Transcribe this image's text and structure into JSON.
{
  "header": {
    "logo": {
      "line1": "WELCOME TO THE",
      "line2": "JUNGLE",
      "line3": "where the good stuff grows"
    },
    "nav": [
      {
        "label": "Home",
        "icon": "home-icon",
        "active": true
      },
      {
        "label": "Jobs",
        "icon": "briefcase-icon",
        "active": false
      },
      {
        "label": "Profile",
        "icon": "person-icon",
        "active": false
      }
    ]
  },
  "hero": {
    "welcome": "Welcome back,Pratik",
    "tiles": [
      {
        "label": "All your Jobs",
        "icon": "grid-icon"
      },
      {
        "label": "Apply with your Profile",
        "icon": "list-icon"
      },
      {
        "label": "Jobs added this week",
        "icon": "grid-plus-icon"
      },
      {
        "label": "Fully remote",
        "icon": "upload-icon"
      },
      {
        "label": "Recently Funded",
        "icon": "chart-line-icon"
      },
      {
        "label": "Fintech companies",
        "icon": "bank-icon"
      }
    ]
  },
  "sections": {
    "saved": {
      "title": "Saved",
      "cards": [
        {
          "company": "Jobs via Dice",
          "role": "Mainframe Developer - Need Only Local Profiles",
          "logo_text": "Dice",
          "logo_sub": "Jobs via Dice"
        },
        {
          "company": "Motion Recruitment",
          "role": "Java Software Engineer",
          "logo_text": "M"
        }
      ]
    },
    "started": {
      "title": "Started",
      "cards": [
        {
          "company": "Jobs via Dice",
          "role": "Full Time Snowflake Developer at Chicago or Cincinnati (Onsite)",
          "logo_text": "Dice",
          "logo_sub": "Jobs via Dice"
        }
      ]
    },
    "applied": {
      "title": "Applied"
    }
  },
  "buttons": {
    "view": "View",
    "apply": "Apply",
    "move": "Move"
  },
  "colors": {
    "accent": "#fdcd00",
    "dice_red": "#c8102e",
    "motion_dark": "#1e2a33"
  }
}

* [EXERCISE OBJECTIVE]: Reproduce the whole listing word for word.

* [FINAL RESULT]:
Transcribe this image's text and structure into JSON.
{
  "header": {
    "logo": {
      "line1": "WELCOME TO THE",
      "line2": "JUNGLE",
      "line3": "where the good stuff grows"
    },
    "nav": [
      {
        "label": "Home",
        "icon": "home-icon",
        "active": true
      },
      {
        "label": "Jobs",
        "icon": "briefcase-icon",
        "active": false
      },
      {
        "label": "Profile",
        "icon": "person-icon",
        "active": false
      }
    ]
  },
  "hero": {
    "welcome": "Welcome back,Pratik",
    "tiles": [
      {
        "label": "All your Jobs",
        "icon": "grid-icon"
      },
      {
        "label": "Apply with your Profile",
        "icon": "list-icon"
      },
      {
        "label": "Jobs added this week",
        "icon": "grid-plus-icon"
      },
      {
        "label": "Fully remote",
        "icon": "upload-icon"
      },
      {
        "label": "Recently Funded",
        "icon": "chart-line-icon"
      },
      {
        "label": "Fintech companies",
        "icon": "bank-icon"
      }
    ]
  },
  "sections": {
    "saved": {
      "title": "Saved",
      "cards": [
        {
          "company": "Jobs via Dice",
          "role": "Mainframe Developer - Need Only Local Profiles",
          "logo_text": "Dice",
          "logo_sub": "Jobs via Dice"
        },
        {
          "company": "Motion Recruitment",
          "role": "Java Software Engineer",
          "logo_text": "M"
        }
      ]
    },
    "started": {
      "title": "Started",
      "cards": [
        {
          "company": "Jobs via Dice",
          "role": "Full Time Snowflake Developer at Chicago or Cincinnati (Onsite)",
          "logo_text": "Dice",
          "logo_sub": "Jobs via Dice"
        }
      ]
    },
    "applied": {
      "title": "Applied"
    }
  },
  "buttons": {
    "view": "View",
    "apply": "Apply",
    "move": "Move"
  },
  "colors": {
    "accent": "#fdcd00",
    "dice_red": "#c8102e",
    "motion_dark": "#1e2a33"
  }
}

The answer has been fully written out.